WHAT IS NEEDED:
Output each entry verbatim and exclude every picture from it.

RECORDS SHOWN:

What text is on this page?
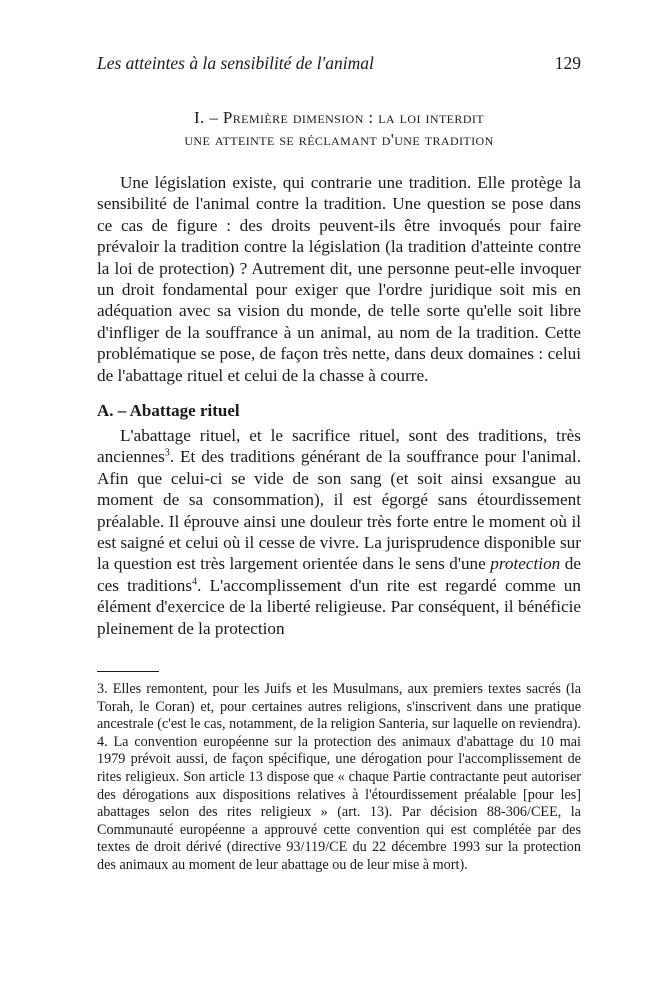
Les atteintes à la sensibilité de l'animal	129
I. – Première dimension : la loi interdit
une atteinte se réclamant d'une tradition

Une législation existe, qui contrarie une tradition. Elle protège la sensibilité de l'animal contre la tradition. Une question se pose dans ce cas de figure : des droits peuvent-ils être invoqués pour faire prévaloir la tradition contre la législation (la tradition d'atteinte contre la loi de protection) ? Autrement dit, une personne peut-elle invoquer un droit fondamental pour exiger que l'ordre juridique soit mis en adéquation avec sa vision du monde, de telle sorte qu'elle soit libre d'infliger de la souffrance à un animal, au nom de la tradition. Cette problématique se pose, de façon très nette, dans deux domaines : celui de l'abattage rituel et celui de la chasse à courre.

A. – Abattage rituel

L'abattage rituel, et le sacrifice rituel, sont des traditions, très anciennes$^3$. Et des traditions générant de la souffrance pour l'animal. Afin que celui-ci se vide de son sang (et soit ainsi exsangue au moment de sa consommation), il est égorgé sans étourdissement préalable. Il éprouve ainsi une douleur très forte entre le moment où il est saigné et celui où il cesse de vivre. La jurisprudence disponible sur la question est très largement orientée dans le sens d'une protection de ces traditions$^4$. L'accomplissement d'un rite est regardé comme un élément d'exercice de la liberté religieuse. Par conséquent, il bénéficie pleinement de la protection

3. Elles remontent, pour les Juifs et les Musulmans, aux premiers textes sacrés (la Torah, le Coran) et, pour certaines autres religions, s'inscrivent dans une pratique ancestrale (c'est le cas, notamment, de la religion Santeria, sur laquelle on reviendra).

4. La convention européenne sur la protection des animaux d'abattage du 10 mai 1979 prévoit aussi, de façon spécifique, une dérogation pour l'accomplissement de rites religieux. Son article 13 dispose que « chaque Partie contractante peut autoriser des dérogations aux dispositions relatives à l'étourdissement préalable [pour les] abattages selon des rites religieux » (art. 13). Par décision 88-306/CEE, la Communauté européenne a approuvé cette convention qui est complétée par des textes de droit dérivé (directive 93/119/CE du 22 décembre 1993 sur la protection des animaux au moment de leur abattage ou de leur mise à mort).
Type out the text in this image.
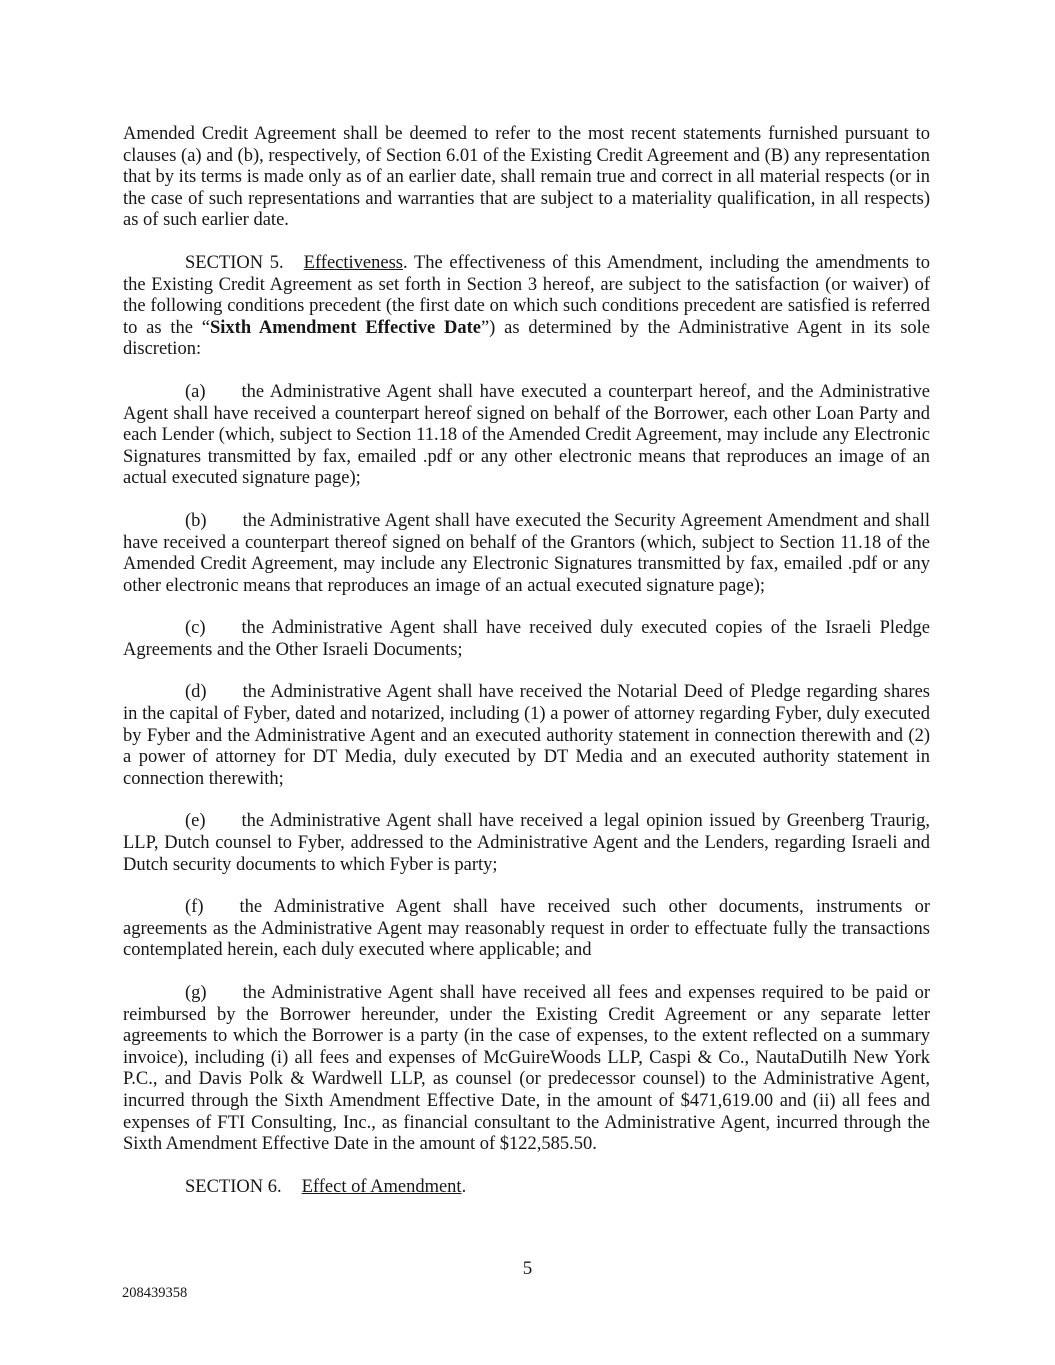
Amended Credit Agreement shall be deemed to refer to the most recent statements furnished pursuant to clauses (a) and (b), respectively, of Section 6.01 of the Existing Credit Agreement and (B) any representation that by its terms is made only as of an earlier date, shall remain true and correct in all material respects (or in the case of such representations and warranties that are subject to a materiality qualification, in all respects) as of such earlier date.

SECTION 5. Effectiveness. The effectiveness of this Amendment, including the amendments to the Existing Credit Agreement as set forth in Section 3 hereof, are subject to the satisfaction (or waiver) of the following conditions precedent (the first date on which such conditions precedent are satisfied is referred to as the “Sixth Amendment Effective Date”) as determined by the Administrative Agent in its sole discretion:

(a) the Administrative Agent shall have executed a counterpart hereof, and the Administrative Agent shall have received a counterpart hereof signed on behalf of the Borrower, each other Loan Party and each Lender (which, subject to Section 11.18 of the Amended Credit Agreement, may include any Electronic Signatures transmitted by fax, emailed .pdf or any other electronic means that reproduces an image of an actual executed signature page);

(b) the Administrative Agent shall have executed the Security Agreement Amendment and shall have received a counterpart thereof signed on behalf of the Grantors (which, subject to Section 11.18 of the Amended Credit Agreement, may include any Electronic Signatures transmitted by fax, emailed .pdf or any other electronic means that reproduces an image of an actual executed signature page);

(c) the Administrative Agent shall have received duly executed copies of the Israeli Pledge Agreements and the Other Israeli Documents;

(d) the Administrative Agent shall have received the Notarial Deed of Pledge regarding shares in the capital of Fyber, dated and notarized, including (1) a power of attorney regarding Fyber, duly executed by Fyber and the Administrative Agent and an executed authority statement in connection therewith and (2) a power of attorney for DT Media, duly executed by DT Media and an executed authority statement in connection therewith;

(e) the Administrative Agent shall have received a legal opinion issued by Greenberg Traurig, LLP, Dutch counsel to Fyber, addressed to the Administrative Agent and the Lenders, regarding Israeli and Dutch security documents to which Fyber is party;

(f) the Administrative Agent shall have received such other documents, instruments or agreements as the Administrative Agent may reasonably request in order to effectuate fully the transactions contemplated herein, each duly executed where applicable; and

(g) the Administrative Agent shall have received all fees and expenses required to be paid or reimbursed by the Borrower hereunder, under the Existing Credit Agreement or any separate letter agreements to which the Borrower is a party (in the case of expenses, to the extent reflected on a summary invoice), including (i) all fees and expenses of McGuireWoods LLP, Caspi & Co., NautaDutilh New York P.C., and Davis Polk & Wardwell LLP, as counsel (or predecessor counsel) to the Administrative Agent, incurred through the Sixth Amendment Effective Date, in the amount of $471,619.00 and (ii) all fees and expenses of FTI Consulting, Inc., as financial consultant to the Administrative Agent, incurred through the Sixth Amendment Effective Date in the amount of $122,585.50.

SECTION 6. Effect of Amendment.

5
208439358
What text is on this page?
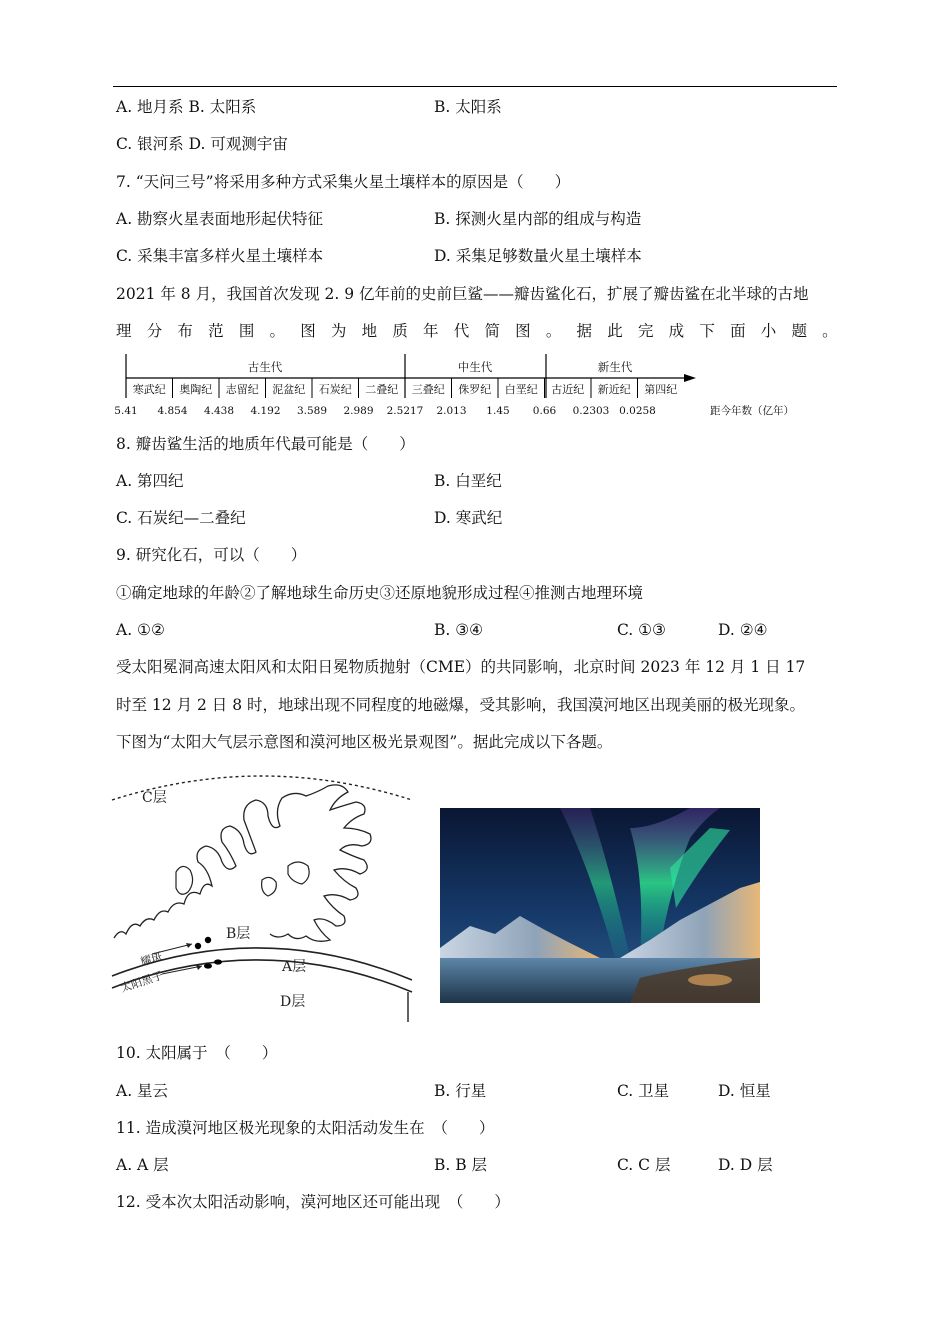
A. 地月系 B. 太阳系	B. 太阳系
C. 银河系 D. 可观测宇宙
7. “天问三号”将采用多种方式采集火星土壤样本的原因是（　　）
A. 勘察火星表面地形起伏特征	B. 探测火星内部的组成与构造
C. 采集丰富多样火星土壤样本	D. 采集足够数量火星土壤样本
2021 年 8 月，我国首次发现 2. 9 亿年前的史前巨鲨——瓣齿鲨化石，扩展了瓣齿鲨在北半球的古地
理 分 布 范 围 。 图 为 地 质 年 代 简 图 。 据 此 完 成 下 面 小 题 。
古生代	中生代	新生代
寒武纪 奥陶纪 志留纪 泥盆纪 石炭纪 二叠纪 三叠纪 侏罗纪 白垩纪 古近纪 新近纪 第四纪
5.41 4.854 4.438 4.192 3.589 2.989 2.5217 2.013 1.45 0.66 0.2303 0.0258	距今年数（亿年）
8. 瓣齿鲨生活的地质年代最可能是（　　）
A. 第四纪	B. 白垩纪
C. 石炭纪—二叠纪	D. 寒武纪
9. 研究化石，可以（　　）
①确定地球的年龄②了解地球生命历史③还原地貌形成过程④推测古地理环境
A. ①②	B. ③④	C. ①③	D. ②④
受太阳冕洞高速太阳风和太阳日冕物质抛射（CME）的共同影响，北京时间 2023 年 12 月 1 日 17
时至 12 月 2 日 8 时，地球出现不同程度的地磁爆，受其影响，我国漠河地区出现美丽的极光现象。
下图为“太阳大气层示意图和漠河地区极光景观图”。据此完成以下各题。
C层
B层
A层
D层
耀斑
太阳黑子
10. 太阳属于　（　　）
A. 星云	B. 行星	C. 卫星	D. 恒星
11. 造成漠河地区极光现象的太阳活动发生在　（　　）
A. A 层	B. B 层	C. C 层	D. D 层
12. 受本次太阳活动影响，漠河地区还可能出现　（　　）
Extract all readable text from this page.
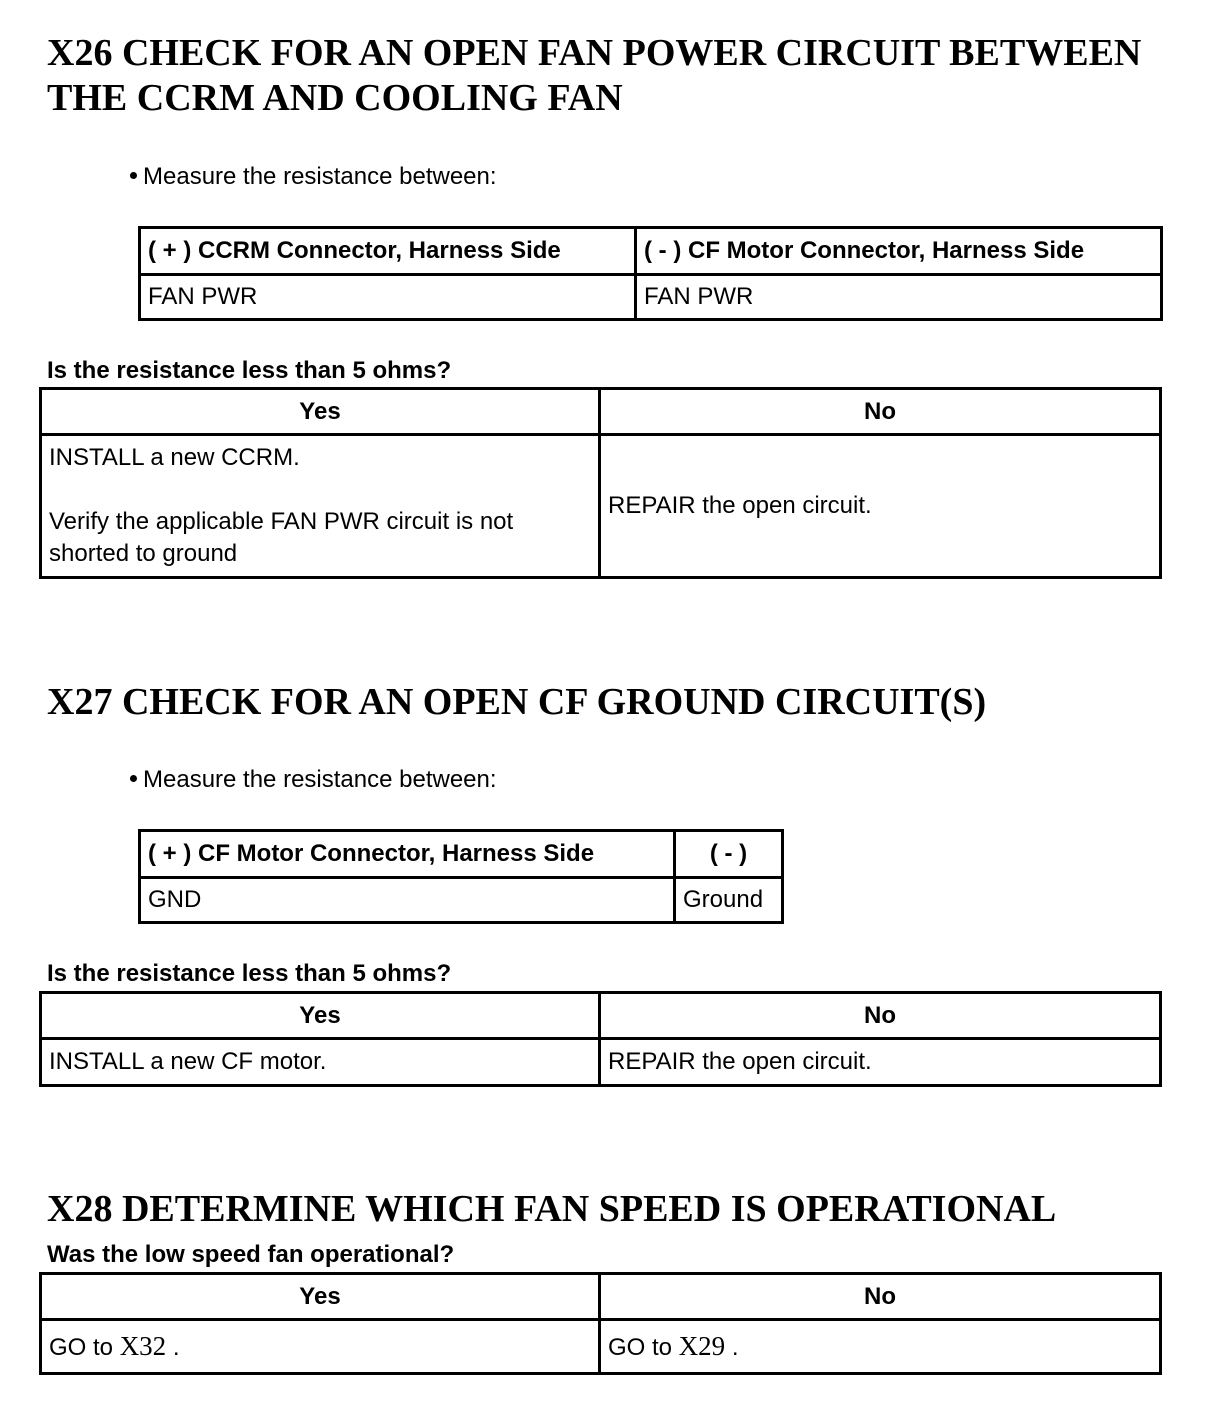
X26 CHECK FOR AN OPEN FAN POWER CIRCUIT BETWEEN THE CCRM AND COOLING FAN
Measure the resistance between:
( + ) CCRM Connector, Harness Side	( - ) CF Motor Connector, Harness Side
FAN PWR	FAN PWR
Is the resistance less than 5 ohms?
Yes	No

INSTALL a new CCRM.

Verify the applicable FAN PWR circuit is not shorted to ground	REPAIR the open circuit.
X27 CHECK FOR AN OPEN CF GROUND CIRCUIT(S)
Measure the resistance between:
( + ) CF Motor Connector, Harness Side	( - )
GND	Ground
Is the resistance less than 5 ohms?
Yes	No
INSTALL a new CF motor.	REPAIR the open circuit.
X28 DETERMINE WHICH FAN SPEED IS OPERATIONAL
Was the low speed fan operational?
Yes	No
GO to X32 .	GO to X29 .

EXPECTED OUTPUT:
What text is on this page?
Les atteintes à la sensibilité de l'animal	129
I. – Première dimension : la loi interdit
une atteinte se réclamant d'une tradition

Une législation existe, qui contrarie une tradition. Elle protège la sensibilité de l'animal contre la tradition. Une question se pose dans ce cas de figure : des droits peuvent-ils être invoqués pour faire prévaloir la tradition contre la législation (la tradition d'atteinte contre la loi de protection) ? Autrement dit, une personne peut-elle invoquer un droit fondamental pour exiger que l'ordre juridique soit mis en adéquation avec sa vision du monde, de telle sorte qu'elle soit libre d'infliger de la souffrance à un animal, au nom de la tradition. Cette problématique se pose, de façon très nette, dans deux domaines : celui de l'abattage rituel et celui de la chasse à courre.

A. – Abattage rituel

L'abattage rituel, et le sacrifice rituel, sont des traditions, très anciennes$^3$. Et des traditions générant de la souffrance pour l'animal. Afin que celui-ci se vide de son sang (et soit ainsi exsangue au moment de sa consommation), il est égorgé sans étourdissement préalable. Il éprouve ainsi une douleur très forte entre le moment où il est saigné et celui où il cesse de vivre. La jurisprudence disponible sur la question est très largement orientée dans le sens d'une protection de ces traditions$^4$. L'accomplissement d'un rite est regardé comme un élément d'exercice de la liberté religieuse. Par conséquent, il bénéficie pleinement de la protection

3. Elles remontent, pour les Juifs et les Musulmans, aux premiers textes sacrés (la Torah, le Coran) et, pour certaines autres religions, s'inscrivent dans une pratique ancestrale (c'est le cas, notamment, de la religion Santeria, sur laquelle on reviendra).

4. La convention européenne sur la protection des animaux d'abattage du 10 mai 1979 prévoit aussi, de façon spécifique, une dérogation pour l'accomplissement de rites religieux. Son article 13 dispose que « chaque Partie contractante peut autoriser des dérogations aux dispositions relatives à l'étourdissement préalable [pour les] abattages selon des rites religieux » (art. 13). Par décision 88-306/CEE, la Communauté européenne a approuvé cette convention qui est complétée par des textes de droit dérivé (directive 93/119/CE du 22 décembre 1993 sur la protection des animaux au moment de leur abattage ou de leur mise à mort).
Type out the text in this image.
Amended Credit Agreement shall be deemed to refer to the most recent statements furnished pursuant to clauses (a) and (b), respectively, of Section 6.01 of the Existing Credit Agreement and (B) any representation that by its terms is made only as of an earlier date, shall remain true and correct in all material respects (or in the case of such representations and warranties that are subject to a materiality qualification, in all respects) as of such earlier date.

SECTION 5. Effectiveness. The effectiveness of this Amendment, including the amendments to the Existing Credit Agreement as set forth in Section 3 hereof, are subject to the satisfaction (or waiver) of the following conditions precedent (the first date on which such conditions precedent are satisfied is referred to as the “Sixth Amendment Effective Date”) as determined by the Administrative Agent in its sole discretion:

(a) the Administrative Agent shall have executed a counterpart hereof, and the Administrative Agent shall have received a counterpart hereof signed on behalf of the Borrower, each other Loan Party and each Lender (which, subject to Section 11.18 of the Amended Credit Agreement, may include any Electronic Signatures transmitted by fax, emailed .pdf or any other electronic means that reproduces an image of an actual executed signature page);

(b) the Administrative Agent shall have executed the Security Agreement Amendment and shall have received a counterpart thereof signed on behalf of the Grantors (which, subject to Section 11.18 of the Amended Credit Agreement, may include any Electronic Signatures transmitted by fax, emailed .pdf or any other electronic means that reproduces an image of an actual executed signature page);

(c) the Administrative Agent shall have received duly executed copies of the Israeli Pledge Agreements and the Other Israeli Documents;

(d) the Administrative Agent shall have received the Notarial Deed of Pledge regarding shares in the capital of Fyber, dated and notarized, including (1) a power of attorney regarding Fyber, duly executed by Fyber and the Administrative Agent and an executed authority statement in connection therewith and (2) a power of attorney for DT Media, duly executed by DT Media and an executed authority statement in connection therewith;

(e) the Administrative Agent shall have received a legal opinion issued by Greenberg Traurig, LLP, Dutch counsel to Fyber, addressed to the Administrative Agent and the Lenders, regarding Israeli and Dutch security documents to which Fyber is party;

(f) the Administrative Agent shall have received such other documents, instruments or agreements as the Administrative Agent may reasonably request in order to effectuate fully the transactions contemplated herein, each duly executed where applicable; and

(g) the Administrative Agent shall have received all fees and expenses required to be paid or reimbursed by the Borrower hereunder, under the Existing Credit Agreement or any separate letter agreements to which the Borrower is a party (in the case of expenses, to the extent reflected on a summary invoice), including (i) all fees and expenses of McGuireWoods LLP, Caspi & Co., NautaDutilh New York P.C., and Davis Polk & Wardwell LLP, as counsel (or predecessor counsel) to the Administrative Agent, incurred through the Sixth Amendment Effective Date, in the amount of $471,619.00 and (ii) all fees and expenses of FTI Consulting, Inc., as financial consultant to the Administrative Agent, incurred through the Sixth Amendment Effective Date in the amount of $122,585.50.

SECTION 6. Effect of Amendment.

5
208439358
What text is on this page?
A. 地月系 B. 太阳系	B. 太阳系
C. 银河系 D. 可观测宇宙
7. “天问三号”将采用多种方式采集火星土壤样本的原因是（　　）
A. 勘察火星表面地形起伏特征	B. 探测火星内部的组成与构造
C. 采集丰富多样火星土壤样本	D. 采集足够数量火星土壤样本
2021 年 8 月，我国首次发现 2. 9 亿年前的史前巨鲨——瓣齿鲨化石，扩展了瓣齿鲨在北半球的古地
理 分 布 范 围 。 图 为 地 质 年 代 简 图 。 据 此 完 成 下 面 小 题 。
古生代	中生代	新生代
寒武纪 奥陶纪 志留纪 泥盆纪 石炭纪 二叠纪 三叠纪 侏罗纪 白垩纪 古近纪 新近纪 第四纪
5.41 4.854 4.438 4.192 3.589 2.989 2.5217 2.013 1.45 0.66 0.2303 0.0258	距今年数（亿年）
8. 瓣齿鲨生活的地质年代最可能是（　　）
A. 第四纪	B. 白垩纪
C. 石炭纪—二叠纪	D. 寒武纪
9. 研究化石，可以（　　）
①确定地球的年龄②了解地球生命历史③还原地貌形成过程④推测古地理环境
A. ①②	B. ③④	C. ①③	D. ②④
受太阳冕洞高速太阳风和太阳日冕物质抛射（CME）的共同影响，北京时间 2023 年 12 月 1 日 17
时至 12 月 2 日 8 时，地球出现不同程度的地磁爆，受其影响，我国漠河地区出现美丽的极光现象。
下图为“太阳大气层示意图和漠河地区极光景观图”。据此完成以下各题。
C层
B层
A层
D层
耀斑
太阳黑子
10. 太阳属于　（　　）
A. 星云	B. 行星	C. 卫星	D. 恒星
11. 造成漠河地区极光现象的太阳活动发生在　（　　）
A. A 层	B. B 层	C. C 层	D. D 层
12. 受本次太阳活动影响，漠河地区还可能出现　（　　）
Extract all readable text from this page.
X26 CHECK FOR AN OPEN FAN POWER CIRCUIT BETWEEN THE CCRM AND COOLING FAN
Measure the resistance between:
( + ) CCRM Connector, Harness Side	( - ) CF Motor Connector, Harness Side
FAN PWR	FAN PWR
Is the resistance less than 5 ohms?
Yes	No

INSTALL a new CCRM.

Verify the applicable FAN PWR circuit is not shorted to ground	REPAIR the open circuit.
X27 CHECK FOR AN OPEN CF GROUND CIRCUIT(S)
Measure the resistance between:
( + ) CF Motor Connector, Harness Side	( - )
GND	Ground
Is the resistance less than 5 ohms?
Yes	No
INSTALL a new CF motor.	REPAIR the open circuit.
X28 DETERMINE WHICH FAN SPEED IS OPERATIONAL
Was the low speed fan operational?
Yes	No
GO to X32 .	GO to X29 .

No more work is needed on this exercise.